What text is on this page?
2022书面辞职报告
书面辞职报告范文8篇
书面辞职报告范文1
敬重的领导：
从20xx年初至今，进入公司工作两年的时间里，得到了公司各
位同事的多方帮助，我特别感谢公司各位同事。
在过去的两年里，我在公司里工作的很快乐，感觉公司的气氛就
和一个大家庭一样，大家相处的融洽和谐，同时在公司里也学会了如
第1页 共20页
____
THE TASK. Copy the records above exactly.

FULL OUTPUT.
What text is on this page?
2022书面辞职报告
书面辞职报告范文8篇
书面辞职报告范文1
敬重的领导：
从20xx年初至今，进入公司工作两年的时间里，得到了公司各
位同事的多方帮助，我特别感谢公司各位同事。
在过去的两年里，我在公司里工作的很快乐，感觉公司的气氛就
和一个大家庭一样，大家相处的融洽和谐，同时在公司里也学会了如
第1页 共20页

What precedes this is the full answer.